◆ **REQUIRED WORK**: Below are the records. Reproduce exactly the lines from the one containing "Extract the structured" through the final line, and omit any pictures.

[start of RECORDS FOR THIS TASK]

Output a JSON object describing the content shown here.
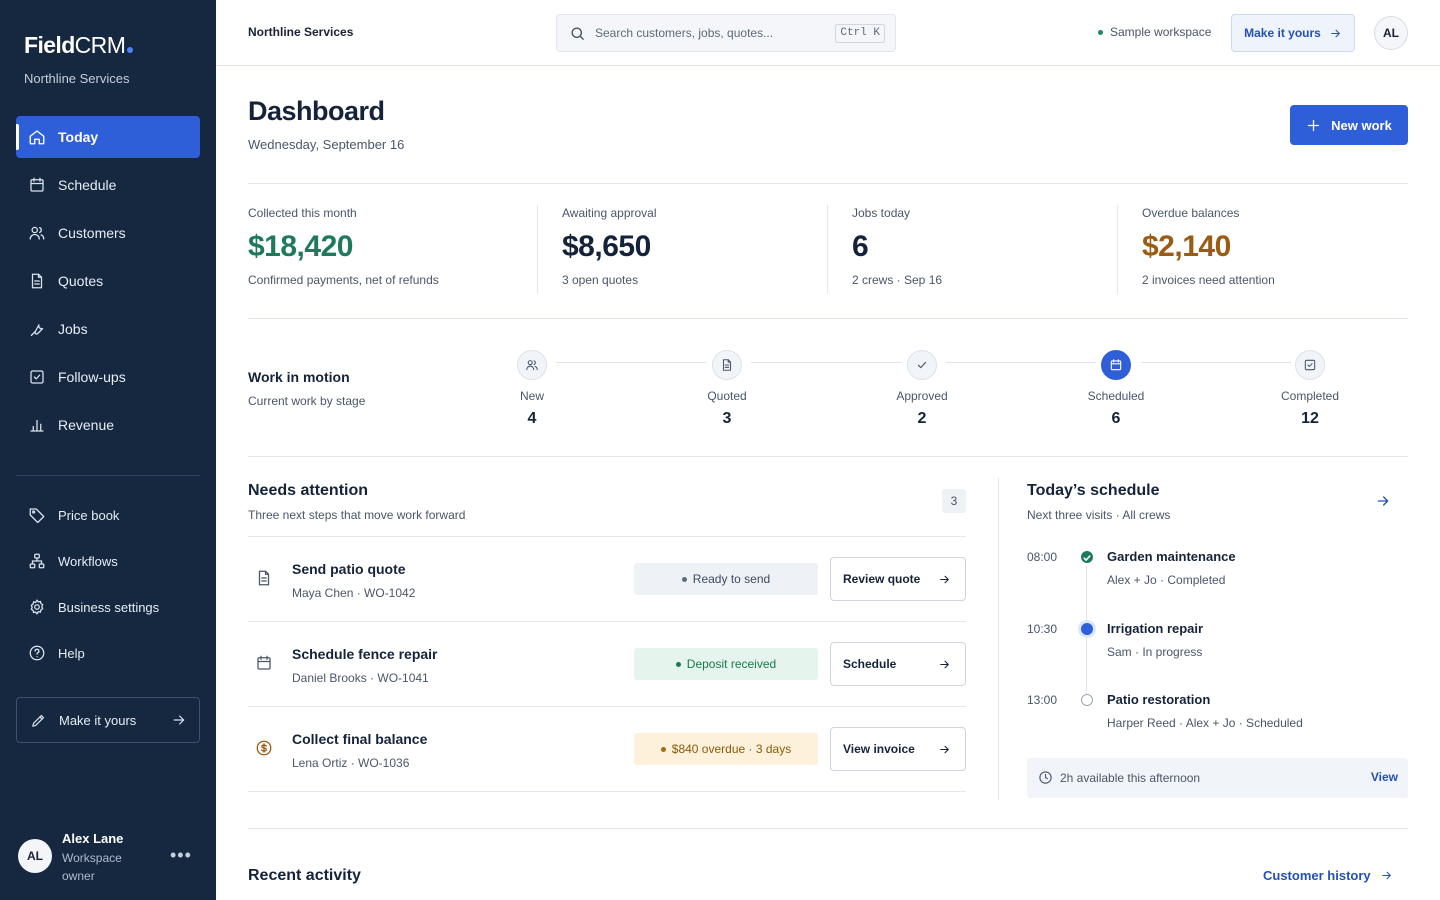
{
  "app": {
    "brand_bold": "Field",
    "brand_light": "CRM",
    "workspace": "Northline Services"
  },
  "sidebar": {
    "items": [
      {
        "label": "Today",
        "icon": "home-icon",
        "active": true
      },
      {
        "label": "Schedule",
        "icon": "calendar-icon"
      },
      {
        "label": "Customers",
        "icon": "users-icon"
      },
      {
        "label": "Quotes",
        "icon": "document-icon"
      },
      {
        "label": "Jobs",
        "icon": "wrench-icon"
      },
      {
        "label": "Follow-ups",
        "icon": "checkbox-icon"
      },
      {
        "label": "Revenue",
        "icon": "bar-chart-icon"
      }
    ],
    "secondary": [
      {
        "label": "Price book",
        "icon": "tag-icon"
      },
      {
        "label": "Workflows",
        "icon": "workflow-icon"
      },
      {
        "label": "Business settings",
        "icon": "gear-icon"
      },
      {
        "label": "Help",
        "icon": "help-icon"
      }
    ],
    "make_yours": "Make it yours",
    "user": {
      "initials": "AL",
      "name": "Alex Lane",
      "role": "Workspace owner",
      "more": "•••"
    }
  },
  "topbar": {
    "company": "Northline Services",
    "search_placeholder": "Search customers, jobs, quotes...",
    "shortcut": "Ctrl K",
    "sample_label": "Sample workspace",
    "make_yours": "Make it yours",
    "avatar": "AL"
  },
  "header": {
    "title": "Dashboard",
    "date": "Wednesday, September 16",
    "new_work": "New work"
  },
  "kpis": [
    {
      "label": "Collected this month",
      "value": "$18,420",
      "note": "Confirmed payments, net of refunds",
      "color": "#1f7a5a"
    },
    {
      "label": "Awaiting approval",
      "value": "$8,650",
      "note": "3 open quotes",
      "color": "#15233a"
    },
    {
      "label": "Jobs today",
      "value": "6",
      "note": "2 crews · Sep 16",
      "color": "#15233a"
    },
    {
      "label": "Overdue balances",
      "value": "$2,140",
      "note": "2 invoices need attention",
      "color": "#9a5b12"
    }
  ],
  "work_in_motion": {
    "title": "Work in motion",
    "subtitle": "Current work by stage",
    "stages": [
      {
        "label": "New",
        "count": "4",
        "icon": "users-icon"
      },
      {
        "label": "Quoted",
        "count": "3",
        "icon": "document-icon"
      },
      {
        "label": "Approved",
        "count": "2",
        "icon": "check-icon"
      },
      {
        "label": "Scheduled",
        "count": "6",
        "icon": "calendar-icon",
        "active": true
      },
      {
        "label": "Completed",
        "count": "12",
        "icon": "checkbox-icon"
      }
    ]
  },
  "needs_attention": {
    "title": "Needs attention",
    "subtitle": "Three next steps that move work forward",
    "count": "3",
    "tasks": [
      {
        "title": "Send patio quote",
        "meta": "Maya Chen · WO-1042",
        "badge": "Ready to send",
        "badge_tone": "gray",
        "action": "Review quote",
        "icon": "document-icon"
      },
      {
        "title": "Schedule fence repair",
        "meta": "Daniel Brooks · WO-1041",
        "badge": "Deposit received",
        "badge_tone": "green",
        "action": "Schedule",
        "icon": "calendar-icon"
      },
      {
        "title": "Collect final balance",
        "meta": "Lena Ortiz · WO-1036",
        "badge": "$840 overdue · 3 days",
        "badge_tone": "amber",
        "action": "View invoice",
        "icon": "dollar-icon"
      }
    ]
  },
  "schedule": {
    "title": "Today’s schedule",
    "subtitle": "Next three visits · All crews",
    "visits": [
      {
        "time": "08:00",
        "title": "Garden maintenance",
        "meta": "Alex + Jo · Completed",
        "status": "completed"
      },
      {
        "time": "10:30",
        "title": "Irrigation repair",
        "meta": "Sam · In progress",
        "status": "in-progress"
      },
      {
        "time": "13:00",
        "title": "Patio restoration",
        "meta": "Harper Reed · Alex + Jo · Scheduled",
        "status": "scheduled"
      }
    ],
    "availability": "2h available this afternoon",
    "availability_link": "View"
  },
  "recent_activity": {
    "title": "Recent activity",
    "link": "Customer history"
  }
}
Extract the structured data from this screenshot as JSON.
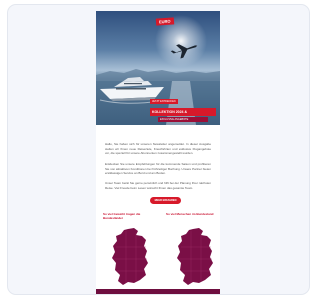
{
  "email": {
    "logo_text": "EURO",
    "hero": {
      "kicker": "JETZT ENTDECKEN",
      "headline": "KOLLEKTION 2024 &",
      "subline": "EXKLUSIVE ANGEBOTE"
    },
    "paragraphs": [
      "Hallo, Sie haben sich für unseren Newsletter angemeldet. In dieser Ausgabe stellen wir Ihnen neue Reiseziele, Kreuzfahrten und exklusive Flugangebote vor, die speziell für unsere Abonnenten zusammengestellt wurden.",
      "Entdecken Sie unsere Empfehlungen für die kommende Saison und profitieren Sie von attraktiven Konditionen bei frühzeitiger Buchung. Unsere Partner bieten erstklassigen Service an Bord und am Boden.",
      "Unser Team berät Sie gerne persönlich und hilft bei der Planung Ihrer nächsten Reise. Viel Freude beim Lesen wünscht Ihnen das gesamte Team."
    ],
    "cta_label": "MEHR ERFAHREN",
    "maps": [
      {
        "title": "So viel Gewicht tragen die Bundesländer"
      },
      {
        "title": "So viel Menschen im Bundesland"
      }
    ],
    "colors": {
      "accent": "#d7192a",
      "map_fill": "#7a0f46",
      "footer": "#6e0e3f"
    }
  }
}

[end of RECORDS FOR THIS TASK]

◆ **OUTPUT BELOW**:
Extract the structured data from this screenshot as JSON.
{
  "email": {
    "logo_text": "EURO",
    "hero": {
      "kicker": "JETZT ENTDECKEN",
      "headline": "KOLLEKTION 2024 &",
      "subline": "EXKLUSIVE ANGEBOTE"
    },
    "paragraphs": [
      "Hallo, Sie haben sich für unseren Newsletter angemeldet. In dieser Ausgabe stellen wir Ihnen neue Reiseziele, Kreuzfahrten und exklusive Flugangebote vor, die speziell für unsere Abonnenten zusammengestellt wurden.",
      "Entdecken Sie unsere Empfehlungen für die kommende Saison und profitieren Sie von attraktiven Konditionen bei frühzeitiger Buchung. Unsere Partner bieten erstklassigen Service an Bord und am Boden.",
      "Unser Team berät Sie gerne persönlich und hilft bei der Planung Ihrer nächsten Reise. Viel Freude beim Lesen wünscht Ihnen das gesamte Team."
    ],
    "cta_label": "MEHR ERFAHREN",
    "maps": [
      {
        "title": "So viel Gewicht tragen die Bundesländer"
      },
      {
        "title": "So viel Menschen im Bundesland"
      }
    ],
    "colors": {
      "accent": "#d7192a",
      "map_fill": "#7a0f46",
      "footer": "#6e0e3f"
    }
  }
}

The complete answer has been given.